Exercise aim:
Repeat, without any change, the entries presented below.

- - - -

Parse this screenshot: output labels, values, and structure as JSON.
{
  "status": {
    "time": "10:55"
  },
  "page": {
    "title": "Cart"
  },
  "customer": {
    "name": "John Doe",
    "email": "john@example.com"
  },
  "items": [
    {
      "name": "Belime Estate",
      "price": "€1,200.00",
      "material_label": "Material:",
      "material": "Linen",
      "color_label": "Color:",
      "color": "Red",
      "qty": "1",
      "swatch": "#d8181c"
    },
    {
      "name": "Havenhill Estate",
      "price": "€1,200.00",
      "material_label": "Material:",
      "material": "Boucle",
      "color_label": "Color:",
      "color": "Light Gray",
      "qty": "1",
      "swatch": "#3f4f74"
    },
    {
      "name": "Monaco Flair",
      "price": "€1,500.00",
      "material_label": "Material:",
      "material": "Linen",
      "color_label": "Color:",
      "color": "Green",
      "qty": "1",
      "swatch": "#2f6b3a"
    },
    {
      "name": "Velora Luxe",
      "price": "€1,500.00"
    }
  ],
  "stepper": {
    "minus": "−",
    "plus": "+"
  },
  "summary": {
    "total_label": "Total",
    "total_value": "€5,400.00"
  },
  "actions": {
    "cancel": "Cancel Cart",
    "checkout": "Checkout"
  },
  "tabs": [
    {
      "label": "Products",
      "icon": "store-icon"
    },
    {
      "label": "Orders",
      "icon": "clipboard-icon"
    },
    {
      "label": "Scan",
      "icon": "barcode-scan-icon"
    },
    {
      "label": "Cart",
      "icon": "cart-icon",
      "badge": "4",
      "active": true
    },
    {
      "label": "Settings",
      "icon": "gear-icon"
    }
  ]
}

- - - -

Result below:
Parse this screenshot: output labels, values, and structure as JSON.
{
  "status": {
    "time": "10:55"
  },
  "page": {
    "title": "Cart"
  },
  "customer": {
    "name": "John Doe",
    "email": "john@example.com"
  },
  "items": [
    {
      "name": "Belime Estate",
      "price": "€1,200.00",
      "material_label": "Material:",
      "material": "Linen",
      "color_label": "Color:",
      "color": "Red",
      "qty": "1",
      "swatch": "#d8181c"
    },
    {
      "name": "Havenhill Estate",
      "price": "€1,200.00",
      "material_label": "Material:",
      "material": "Boucle",
      "color_label": "Color:",
      "color": "Light Gray",
      "qty": "1",
      "swatch": "#3f4f74"
    },
    {
      "name": "Monaco Flair",
      "price": "€1,500.00",
      "material_label": "Material:",
      "material": "Linen",
      "color_label": "Color:",
      "color": "Green",
      "qty": "1",
      "swatch": "#2f6b3a"
    },
    {
      "name": "Velora Luxe",
      "price": "€1,500.00"
    }
  ],
  "stepper": {
    "minus": "−",
    "plus": "+"
  },
  "summary": {
    "total_label": "Total",
    "total_value": "€5,400.00"
  },
  "actions": {
    "cancel": "Cancel Cart",
    "checkout": "Checkout"
  },
  "tabs": [
    {
      "label": "Products",
      "icon": "store-icon"
    },
    {
      "label": "Orders",
      "icon": "clipboard-icon"
    },
    {
      "label": "Scan",
      "icon": "barcode-scan-icon"
    },
    {
      "label": "Cart",
      "icon": "cart-icon",
      "badge": "4",
      "active": true
    },
    {
      "label": "Settings",
      "icon": "gear-icon"
    }
  ]
}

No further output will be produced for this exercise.